- _Objective_
Please write out, unchanged, everything from the first line down to the line containing "data-point <box>964 504 986 526</box>", both of those lines included.

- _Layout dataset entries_
>>

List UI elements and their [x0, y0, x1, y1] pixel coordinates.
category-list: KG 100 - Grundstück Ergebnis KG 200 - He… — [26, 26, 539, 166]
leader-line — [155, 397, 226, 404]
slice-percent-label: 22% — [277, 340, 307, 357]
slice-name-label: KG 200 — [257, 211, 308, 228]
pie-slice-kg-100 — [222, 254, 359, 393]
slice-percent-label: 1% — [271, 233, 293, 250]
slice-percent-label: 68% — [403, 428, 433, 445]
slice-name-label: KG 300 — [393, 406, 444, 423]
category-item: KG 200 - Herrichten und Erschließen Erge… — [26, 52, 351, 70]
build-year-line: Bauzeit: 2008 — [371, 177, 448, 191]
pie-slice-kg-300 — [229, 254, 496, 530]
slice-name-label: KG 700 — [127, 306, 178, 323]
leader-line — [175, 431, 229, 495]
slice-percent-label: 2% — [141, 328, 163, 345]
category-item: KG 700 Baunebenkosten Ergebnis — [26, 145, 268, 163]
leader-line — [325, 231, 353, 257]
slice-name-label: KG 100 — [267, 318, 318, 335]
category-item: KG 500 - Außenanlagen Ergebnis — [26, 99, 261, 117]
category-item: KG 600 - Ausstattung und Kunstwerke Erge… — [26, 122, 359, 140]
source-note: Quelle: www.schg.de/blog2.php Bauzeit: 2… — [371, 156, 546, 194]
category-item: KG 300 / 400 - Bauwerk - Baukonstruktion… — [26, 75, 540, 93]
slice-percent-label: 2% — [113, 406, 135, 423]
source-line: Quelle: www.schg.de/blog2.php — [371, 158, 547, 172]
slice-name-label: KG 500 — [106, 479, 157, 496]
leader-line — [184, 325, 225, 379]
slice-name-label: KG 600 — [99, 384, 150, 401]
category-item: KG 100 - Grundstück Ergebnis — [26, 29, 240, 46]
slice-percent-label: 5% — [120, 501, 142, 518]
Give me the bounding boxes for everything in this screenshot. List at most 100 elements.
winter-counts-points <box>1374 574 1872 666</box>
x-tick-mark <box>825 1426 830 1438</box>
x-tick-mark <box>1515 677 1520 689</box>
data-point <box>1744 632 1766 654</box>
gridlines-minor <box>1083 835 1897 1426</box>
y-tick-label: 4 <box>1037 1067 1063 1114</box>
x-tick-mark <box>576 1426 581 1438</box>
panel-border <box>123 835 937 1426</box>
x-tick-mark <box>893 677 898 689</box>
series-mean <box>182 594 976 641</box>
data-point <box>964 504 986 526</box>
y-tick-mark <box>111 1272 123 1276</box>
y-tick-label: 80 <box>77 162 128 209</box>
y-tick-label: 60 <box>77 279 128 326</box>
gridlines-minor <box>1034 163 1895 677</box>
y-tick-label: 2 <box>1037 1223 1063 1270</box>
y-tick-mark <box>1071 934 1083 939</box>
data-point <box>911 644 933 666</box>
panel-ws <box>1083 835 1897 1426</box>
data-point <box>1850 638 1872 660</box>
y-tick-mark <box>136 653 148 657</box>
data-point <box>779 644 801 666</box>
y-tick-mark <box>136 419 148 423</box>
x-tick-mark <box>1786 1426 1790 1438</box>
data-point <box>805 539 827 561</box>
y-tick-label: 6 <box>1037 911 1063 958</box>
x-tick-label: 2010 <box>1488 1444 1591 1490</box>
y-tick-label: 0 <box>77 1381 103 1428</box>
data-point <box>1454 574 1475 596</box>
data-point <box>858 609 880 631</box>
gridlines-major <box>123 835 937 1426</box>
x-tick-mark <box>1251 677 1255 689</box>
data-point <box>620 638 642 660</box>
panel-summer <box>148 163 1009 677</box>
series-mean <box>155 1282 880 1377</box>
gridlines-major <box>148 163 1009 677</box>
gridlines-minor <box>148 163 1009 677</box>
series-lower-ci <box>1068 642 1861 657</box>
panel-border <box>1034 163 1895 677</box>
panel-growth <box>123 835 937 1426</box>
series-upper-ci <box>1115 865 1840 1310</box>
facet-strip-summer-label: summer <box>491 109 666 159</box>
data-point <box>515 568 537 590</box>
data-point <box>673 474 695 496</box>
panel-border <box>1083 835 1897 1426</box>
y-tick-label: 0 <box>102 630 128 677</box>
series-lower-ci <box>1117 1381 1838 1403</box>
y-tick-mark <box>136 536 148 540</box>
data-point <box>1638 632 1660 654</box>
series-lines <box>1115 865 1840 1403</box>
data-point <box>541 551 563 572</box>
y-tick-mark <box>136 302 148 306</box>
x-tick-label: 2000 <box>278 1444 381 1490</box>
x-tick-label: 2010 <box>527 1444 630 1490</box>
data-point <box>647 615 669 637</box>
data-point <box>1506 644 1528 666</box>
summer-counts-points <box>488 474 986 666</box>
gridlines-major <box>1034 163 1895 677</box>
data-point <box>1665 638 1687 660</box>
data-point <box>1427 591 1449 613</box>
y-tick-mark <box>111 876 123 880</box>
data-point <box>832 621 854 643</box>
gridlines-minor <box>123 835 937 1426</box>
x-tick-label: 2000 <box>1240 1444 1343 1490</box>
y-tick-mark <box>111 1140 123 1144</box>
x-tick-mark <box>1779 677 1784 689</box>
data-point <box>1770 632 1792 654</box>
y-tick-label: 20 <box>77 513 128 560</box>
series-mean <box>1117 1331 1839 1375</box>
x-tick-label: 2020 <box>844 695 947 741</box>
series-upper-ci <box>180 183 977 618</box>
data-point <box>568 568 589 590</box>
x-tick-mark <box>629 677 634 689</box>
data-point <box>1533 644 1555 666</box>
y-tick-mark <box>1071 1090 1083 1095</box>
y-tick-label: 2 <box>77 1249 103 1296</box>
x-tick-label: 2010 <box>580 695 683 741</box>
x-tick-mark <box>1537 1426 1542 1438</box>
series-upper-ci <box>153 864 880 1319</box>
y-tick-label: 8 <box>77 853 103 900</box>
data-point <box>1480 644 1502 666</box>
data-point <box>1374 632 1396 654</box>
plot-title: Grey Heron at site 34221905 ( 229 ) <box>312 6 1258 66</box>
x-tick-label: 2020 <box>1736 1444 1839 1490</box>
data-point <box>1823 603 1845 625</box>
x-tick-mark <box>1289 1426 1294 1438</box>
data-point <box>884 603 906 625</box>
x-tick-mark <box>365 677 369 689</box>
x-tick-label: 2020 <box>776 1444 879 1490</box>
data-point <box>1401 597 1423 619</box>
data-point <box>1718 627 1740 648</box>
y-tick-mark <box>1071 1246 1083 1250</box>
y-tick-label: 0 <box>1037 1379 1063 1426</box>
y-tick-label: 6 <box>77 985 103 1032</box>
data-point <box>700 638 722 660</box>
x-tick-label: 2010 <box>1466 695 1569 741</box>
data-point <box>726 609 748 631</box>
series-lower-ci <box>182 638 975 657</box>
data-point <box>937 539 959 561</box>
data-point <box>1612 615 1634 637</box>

<<

- _Written answer_
List UI elements and their [x0, y0, x1, y1] pixel coordinates.
category-list: KG 100 - Grundstück Ergebnis KG 200 - He… — [26, 26, 539, 166]
leader-line — [155, 397, 226, 404]
slice-percent-label: 22% — [277, 340, 307, 357]
slice-name-label: KG 200 — [257, 211, 308, 228]
pie-slice-kg-100 — [222, 254, 359, 393]
slice-percent-label: 1% — [271, 233, 293, 250]
slice-percent-label: 68% — [403, 428, 433, 445]
slice-name-label: KG 300 — [393, 406, 444, 423]
category-item: KG 200 - Herrichten und Erschließen Erge… — [26, 52, 351, 70]
build-year-line: Bauzeit: 2008 — [371, 177, 448, 191]
pie-slice-kg-300 — [229, 254, 496, 530]
slice-name-label: KG 700 — [127, 306, 178, 323]
leader-line — [175, 431, 229, 495]
slice-percent-label: 2% — [141, 328, 163, 345]
category-item: KG 700 Baunebenkosten Ergebnis — [26, 145, 268, 163]
leader-line — [325, 231, 353, 257]
slice-name-label: KG 100 — [267, 318, 318, 335]
category-item: KG 500 - Außenanlagen Ergebnis — [26, 99, 261, 117]
category-item: KG 600 - Ausstattung und Kunstwerke Erge… — [26, 122, 359, 140]
source-note: Quelle: www.schg.de/blog2.php Bauzeit: 2… — [371, 156, 546, 194]
category-item: KG 300 / 400 - Bauwerk - Baukonstruktion… — [26, 75, 540, 93]
slice-percent-label: 2% — [113, 406, 135, 423]
source-line: Quelle: www.schg.de/blog2.php — [371, 158, 547, 172]
slice-name-label: KG 500 — [106, 479, 157, 496]
leader-line — [184, 325, 225, 379]
slice-name-label: KG 600 — [99, 384, 150, 401]
category-item: KG 100 - Grundstück Ergebnis — [26, 29, 240, 46]
slice-percent-label: 5% — [120, 501, 142, 518]
Give me the bounding boxes for everything in this screenshot. List at most 100 elements.
winter-counts-points <box>1374 574 1872 666</box>
x-tick-mark <box>825 1426 830 1438</box>
x-tick-mark <box>1515 677 1520 689</box>
data-point <box>1744 632 1766 654</box>
gridlines-minor <box>1083 835 1897 1426</box>
y-tick-label: 4 <box>1037 1067 1063 1114</box>
x-tick-mark <box>576 1426 581 1438</box>
panel-border <box>123 835 937 1426</box>
x-tick-mark <box>893 677 898 689</box>
series-mean <box>182 594 976 641</box>
data-point <box>964 504 986 526</box>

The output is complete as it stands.